- TO BE DONE
Write the entries out again exactly as they stand, but without the pictures.

- RECORDS FOR THE TASK
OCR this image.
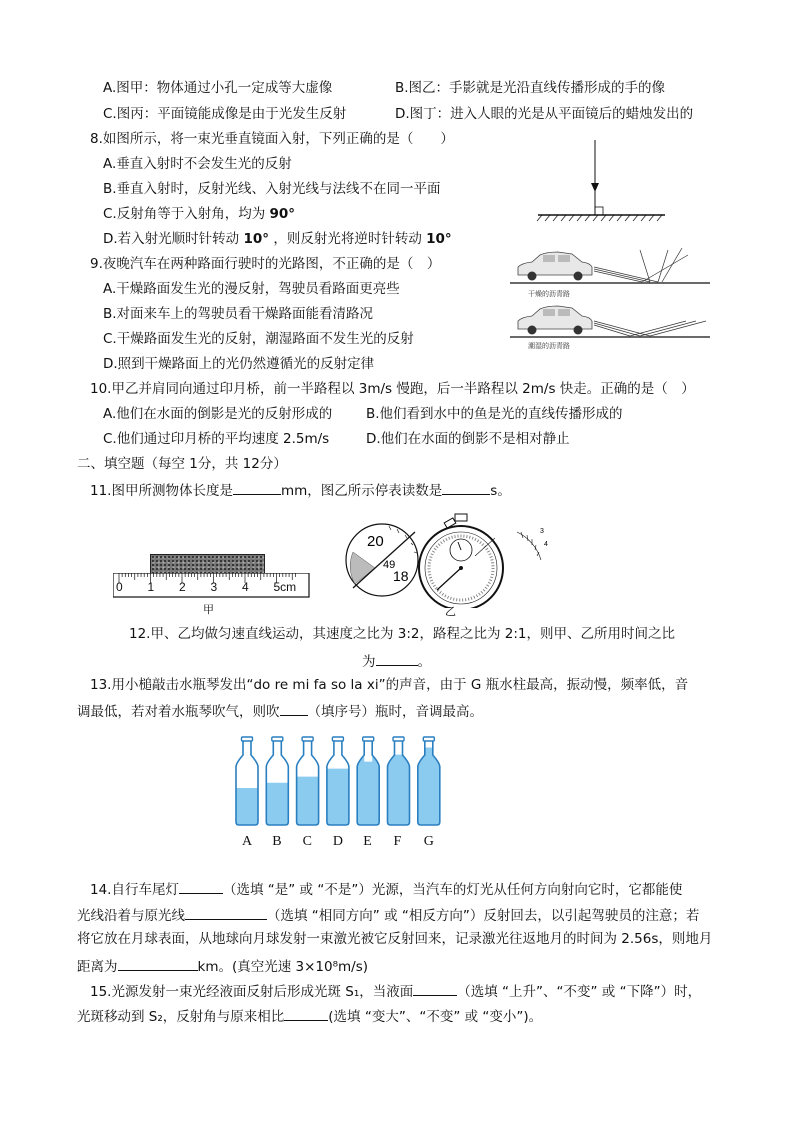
A.图甲：物体通过小孔一定成等大虚像	B.图乙：手影就是光沿直线传播形成的手的像
C.图丙：平面镜能成像是由于光发生反射	D.图丁：进入人眼的光是从平面镜后的蜡烛发出的
8.如图所示，将一束光垂直镜面入射，下列正确的是（　　）
A.垂直入射时不会发生光的反射
B.垂直入射时，反射光线、入射光线与法线不在同一平面
C.反射角等于入射角，均为 90°
D.若入射光顺时针转动 10° ，则反射光将逆时针转动 10°
9.夜晚汽车在两种路面行驶时的光路图，不正确的是（　）
A.干燥路面发生光的漫反射，驾驶员看路面更亮些
B.对面来车上的驾驶员看干燥路面能看清路况
C.干燥路面发生光的反射，潮湿路面不发生光的反射
D.照到干燥路面上的光仍然遵循光的反射定律
干燥的沥青路
潮湿的沥青路
10.甲乙并肩同向通过印月桥，前一半路程以 3m/s 慢跑，后一半路程以 2m/s 快走。正确的是（　）
A.他们在水面的倒影是光的反射形成的 B.他们看到水中的鱼是光的直线传播形成的
C.他们通过印月桥的平均速度 2.5m/s	D.他们在水面的倒影不是相对静止
二、填空题（每空 1分，共 12分）
11.图甲所测物体长度是	mm，图乙所示停表读数是	s。
0 1 2 3 4 5cm
甲
20
49
18
3
4
乙
12.甲、乙均做匀速直线运动，其速度之比为 3:2，路程之比为 2:1，则甲、乙所用时间之比
为	。
13.用小槌敲击水瓶琴发出“do re mi fa so la xi”的声音，由于 G 瓶水柱最高，振动慢，频率低，音
调最低，若对着水瓶琴吹气，则吹 （填序号）瓶时，音调最高。
A B C D E F G
14.自行车尾灯	（选填 “是” 或 “不是”）光源，当汽车的灯光从任何方向射向它时，它都能使
光线沿着与原光线	（选填 “相同方向” 或 “相反方向”）反射回去，以引起驾驶员的注意；若
将它放在月球表面，从地球向月球发射一束激光被它反射回来，记录激光往返地月的时间为 2.56s，则地月
距离为	km。(真空光速 3×10⁸m/s)
15.光源发射一束光经液面反射后形成光斑 S₁，当液面	（选填 “上升”、“不变” 或 “下降”）时，
光斑移动到 S₂，反射角与原来相比	(选填 “变大”、“不变” 或 “变小”)。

- FULL ANSWER
OCR this image.
A.图甲：物体通过小孔一定成等大虚像	B.图乙：手影就是光沿直线传播形成的手的像
C.图丙：平面镜能成像是由于光发生反射	D.图丁：进入人眼的光是从平面镜后的蜡烛发出的
8.如图所示，将一束光垂直镜面入射，下列正确的是（　　）
A.垂直入射时不会发生光的反射
B.垂直入射时，反射光线、入射光线与法线不在同一平面
C.反射角等于入射角，均为 90°
D.若入射光顺时针转动 10° ，则反射光将逆时针转动 10°
9.夜晚汽车在两种路面行驶时的光路图，不正确的是（　）
A.干燥路面发生光的漫反射，驾驶员看路面更亮些
B.对面来车上的驾驶员看干燥路面能看清路况
C.干燥路面发生光的反射，潮湿路面不发生光的反射
D.照到干燥路面上的光仍然遵循光的反射定律
干燥的沥青路
潮湿的沥青路
10.甲乙并肩同向通过印月桥，前一半路程以 3m/s 慢跑，后一半路程以 2m/s 快走。正确的是（　）
A.他们在水面的倒影是光的反射形成的 B.他们看到水中的鱼是光的直线传播形成的
C.他们通过印月桥的平均速度 2.5m/s	D.他们在水面的倒影不是相对静止
二、填空题（每空 1分，共 12分）
11.图甲所测物体长度是	mm，图乙所示停表读数是	s。
0 1 2 3 4 5cm
甲
20
49
18
3
4
乙
12.甲、乙均做匀速直线运动，其速度之比为 3:2，路程之比为 2:1，则甲、乙所用时间之比
为	。
13.用小槌敲击水瓶琴发出“do re mi fa so la xi”的声音，由于 G 瓶水柱最高，振动慢，频率低，音
调最低，若对着水瓶琴吹气，则吹 （填序号）瓶时，音调最高。
A B C D E F G
14.自行车尾灯	（选填 “是” 或 “不是”）光源，当汽车的灯光从任何方向射向它时，它都能使
光线沿着与原光线	（选填 “相同方向” 或 “相反方向”）反射回去，以引起驾驶员的注意；若
将它放在月球表面，从地球向月球发射一束激光被它反射回来，记录激光往返地月的时间为 2.56s，则地月
距离为	km。(真空光速 3×10⁸m/s)
15.光源发射一束光经液面反射后形成光斑 S₁，当液面	（选填 “上升”、“不变” 或 “下降”）时，
光斑移动到 S₂，反射角与原来相比	(选填 “变大”、“不变” 或 “变小”)。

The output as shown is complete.